**TASK INPUTS**
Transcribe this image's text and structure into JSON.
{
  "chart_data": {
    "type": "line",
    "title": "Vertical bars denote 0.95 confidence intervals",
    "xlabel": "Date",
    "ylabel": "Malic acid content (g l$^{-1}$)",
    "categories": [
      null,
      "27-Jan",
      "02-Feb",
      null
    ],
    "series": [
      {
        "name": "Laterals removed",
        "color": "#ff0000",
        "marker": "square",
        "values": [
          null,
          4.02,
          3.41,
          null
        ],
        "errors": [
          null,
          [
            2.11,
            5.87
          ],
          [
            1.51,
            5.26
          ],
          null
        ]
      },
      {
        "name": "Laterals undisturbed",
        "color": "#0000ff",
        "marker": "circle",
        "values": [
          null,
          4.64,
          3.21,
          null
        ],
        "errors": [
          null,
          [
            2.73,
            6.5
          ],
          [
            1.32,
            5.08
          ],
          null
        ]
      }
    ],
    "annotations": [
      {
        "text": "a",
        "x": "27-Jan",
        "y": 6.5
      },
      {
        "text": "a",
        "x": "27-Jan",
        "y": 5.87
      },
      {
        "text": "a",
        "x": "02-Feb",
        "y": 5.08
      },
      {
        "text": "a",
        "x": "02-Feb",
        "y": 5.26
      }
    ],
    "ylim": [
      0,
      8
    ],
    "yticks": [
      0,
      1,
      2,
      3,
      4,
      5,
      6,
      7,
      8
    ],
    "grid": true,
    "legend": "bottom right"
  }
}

**REQUIREMENT**
Copy all of the data. Keep every word exactly as it is.

**CORRECT RESPONSE**
Transcribe this image's text and structure into JSON.
{
  "chart_data": {
    "type": "line",
    "title": "Vertical bars denote 0.95 confidence intervals",
    "xlabel": "Date",
    "ylabel": "Malic acid content (g l$^{-1}$)",
    "categories": [
      null,
      "27-Jan",
      "02-Feb",
      null
    ],
    "series": [
      {
        "name": "Laterals removed",
        "color": "#ff0000",
        "marker": "square",
        "values": [
          null,
          4.02,
          3.41,
          null
        ],
        "errors": [
          null,
          [
            2.11,
            5.87
          ],
          [
            1.51,
            5.26
          ],
          null
        ]
      },
      {
        "name": "Laterals undisturbed",
        "color": "#0000ff",
        "marker": "circle",
        "values": [
          null,
          4.64,
          3.21,
          null
        ],
        "errors": [
          null,
          [
            2.73,
            6.5
          ],
          [
            1.32,
            5.08
          ],
          null
        ]
      }
    ],
    "annotations": [
      {
        "text": "a",
        "x": "27-Jan",
        "y": 6.5
      },
      {
        "text": "a",
        "x": "27-Jan",
        "y": 5.87
      },
      {
        "text": "a",
        "x": "02-Feb",
        "y": 5.08
      },
      {
        "text": "a",
        "x": "02-Feb",
        "y": 5.26
      }
    ],
    "ylim": [
      0,
      8
    ],
    "yticks": [
      0,
      1,
      2,
      3,
      4,
      5,
      6,
      7,
      8
    ],
    "grid": true,
    "legend": "bottom right"
  }
}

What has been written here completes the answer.